*What you need to do:*
Output every line of the data exactly as it appears.

(Data extracted from a collection)
*****

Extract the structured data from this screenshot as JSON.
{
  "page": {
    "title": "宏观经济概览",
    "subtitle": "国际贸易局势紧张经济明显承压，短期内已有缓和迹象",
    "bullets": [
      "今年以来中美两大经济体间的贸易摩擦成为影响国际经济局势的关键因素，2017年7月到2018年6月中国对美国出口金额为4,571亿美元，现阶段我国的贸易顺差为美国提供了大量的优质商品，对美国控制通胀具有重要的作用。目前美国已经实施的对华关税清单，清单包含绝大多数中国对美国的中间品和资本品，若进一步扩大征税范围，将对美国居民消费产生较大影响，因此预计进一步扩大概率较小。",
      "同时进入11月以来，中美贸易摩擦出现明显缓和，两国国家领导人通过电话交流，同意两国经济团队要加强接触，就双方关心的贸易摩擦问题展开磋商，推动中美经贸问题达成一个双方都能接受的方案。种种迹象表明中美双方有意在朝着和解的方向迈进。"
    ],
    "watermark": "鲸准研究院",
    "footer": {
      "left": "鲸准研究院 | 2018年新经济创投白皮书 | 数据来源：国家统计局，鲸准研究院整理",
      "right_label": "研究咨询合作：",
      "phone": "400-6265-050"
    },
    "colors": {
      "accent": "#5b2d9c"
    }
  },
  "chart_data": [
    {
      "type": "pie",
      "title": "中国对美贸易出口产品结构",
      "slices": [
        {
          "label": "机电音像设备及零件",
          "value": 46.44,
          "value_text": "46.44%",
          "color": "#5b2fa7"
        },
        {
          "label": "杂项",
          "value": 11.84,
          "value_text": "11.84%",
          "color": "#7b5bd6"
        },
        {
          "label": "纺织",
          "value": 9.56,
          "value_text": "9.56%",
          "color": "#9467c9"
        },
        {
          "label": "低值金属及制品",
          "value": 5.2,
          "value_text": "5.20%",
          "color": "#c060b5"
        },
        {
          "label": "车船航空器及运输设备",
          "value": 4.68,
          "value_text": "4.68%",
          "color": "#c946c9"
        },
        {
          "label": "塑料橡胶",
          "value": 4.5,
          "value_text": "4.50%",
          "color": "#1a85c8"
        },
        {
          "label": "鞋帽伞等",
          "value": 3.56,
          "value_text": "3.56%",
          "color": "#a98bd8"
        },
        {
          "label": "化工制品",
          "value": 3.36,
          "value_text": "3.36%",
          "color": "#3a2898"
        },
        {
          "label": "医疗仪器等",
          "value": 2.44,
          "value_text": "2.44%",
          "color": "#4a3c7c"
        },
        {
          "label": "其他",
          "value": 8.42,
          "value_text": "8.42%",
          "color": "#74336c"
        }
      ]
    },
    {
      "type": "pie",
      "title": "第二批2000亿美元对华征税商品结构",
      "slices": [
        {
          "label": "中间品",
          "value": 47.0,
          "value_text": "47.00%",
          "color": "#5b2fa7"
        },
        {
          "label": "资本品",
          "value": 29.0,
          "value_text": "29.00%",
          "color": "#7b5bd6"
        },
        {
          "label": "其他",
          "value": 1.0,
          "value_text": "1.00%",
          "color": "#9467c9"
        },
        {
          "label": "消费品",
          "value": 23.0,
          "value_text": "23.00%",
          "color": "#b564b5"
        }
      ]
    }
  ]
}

*****

*Exercise response:*
Extract the structured data from this screenshot as JSON.
{
  "page": {
    "title": "宏观经济概览",
    "subtitle": "国际贸易局势紧张经济明显承压，短期内已有缓和迹象",
    "bullets": [
      "今年以来中美两大经济体间的贸易摩擦成为影响国际经济局势的关键因素，2017年7月到2018年6月中国对美国出口金额为4,571亿美元，现阶段我国的贸易顺差为美国提供了大量的优质商品，对美国控制通胀具有重要的作用。目前美国已经实施的对华关税清单，清单包含绝大多数中国对美国的中间品和资本品，若进一步扩大征税范围，将对美国居民消费产生较大影响，因此预计进一步扩大概率较小。",
      "同时进入11月以来，中美贸易摩擦出现明显缓和，两国国家领导人通过电话交流，同意两国经济团队要加强接触，就双方关心的贸易摩擦问题展开磋商，推动中美经贸问题达成一个双方都能接受的方案。种种迹象表明中美双方有意在朝着和解的方向迈进。"
    ],
    "watermark": "鲸准研究院",
    "footer": {
      "left": "鲸准研究院 | 2018年新经济创投白皮书 | 数据来源：国家统计局，鲸准研究院整理",
      "right_label": "研究咨询合作：",
      "phone": "400-6265-050"
    },
    "colors": {
      "accent": "#5b2d9c"
    }
  },
  "chart_data": [
    {
      "type": "pie",
      "title": "中国对美贸易出口产品结构",
      "slices": [
        {
          "label": "机电音像设备及零件",
          "value": 46.44,
          "value_text": "46.44%",
          "color": "#5b2fa7"
        },
        {
          "label": "杂项",
          "value": 11.84,
          "value_text": "11.84%",
          "color": "#7b5bd6"
        },
        {
          "label": "纺织",
          "value": 9.56,
          "value_text": "9.56%",
          "color": "#9467c9"
        },
        {
          "label": "低值金属及制品",
          "value": 5.2,
          "value_text": "5.20%",
          "color": "#c060b5"
        },
        {
          "label": "车船航空器及运输设备",
          "value": 4.68,
          "value_text": "4.68%",
          "color": "#c946c9"
        },
        {
          "label": "塑料橡胶",
          "value": 4.5,
          "value_text": "4.50%",
          "color": "#1a85c8"
        },
        {
          "label": "鞋帽伞等",
          "value": 3.56,
          "value_text": "3.56%",
          "color": "#a98bd8"
        },
        {
          "label": "化工制品",
          "value": 3.36,
          "value_text": "3.36%",
          "color": "#3a2898"
        },
        {
          "label": "医疗仪器等",
          "value": 2.44,
          "value_text": "2.44%",
          "color": "#4a3c7c"
        },
        {
          "label": "其他",
          "value": 8.42,
          "value_text": "8.42%",
          "color": "#74336c"
        }
      ]
    },
    {
      "type": "pie",
      "title": "第二批2000亿美元对华征税商品结构",
      "slices": [
        {
          "label": "中间品",
          "value": 47.0,
          "value_text": "47.00%",
          "color": "#5b2fa7"
        },
        {
          "label": "资本品",
          "value": 29.0,
          "value_text": "29.00%",
          "color": "#7b5bd6"
        },
        {
          "label": "其他",
          "value": 1.0,
          "value_text": "1.00%",
          "color": "#9467c9"
        },
        {
          "label": "消费品",
          "value": 23.0,
          "value_text": "23.00%",
          "color": "#b564b5"
        }
      ]
    }
  ]
}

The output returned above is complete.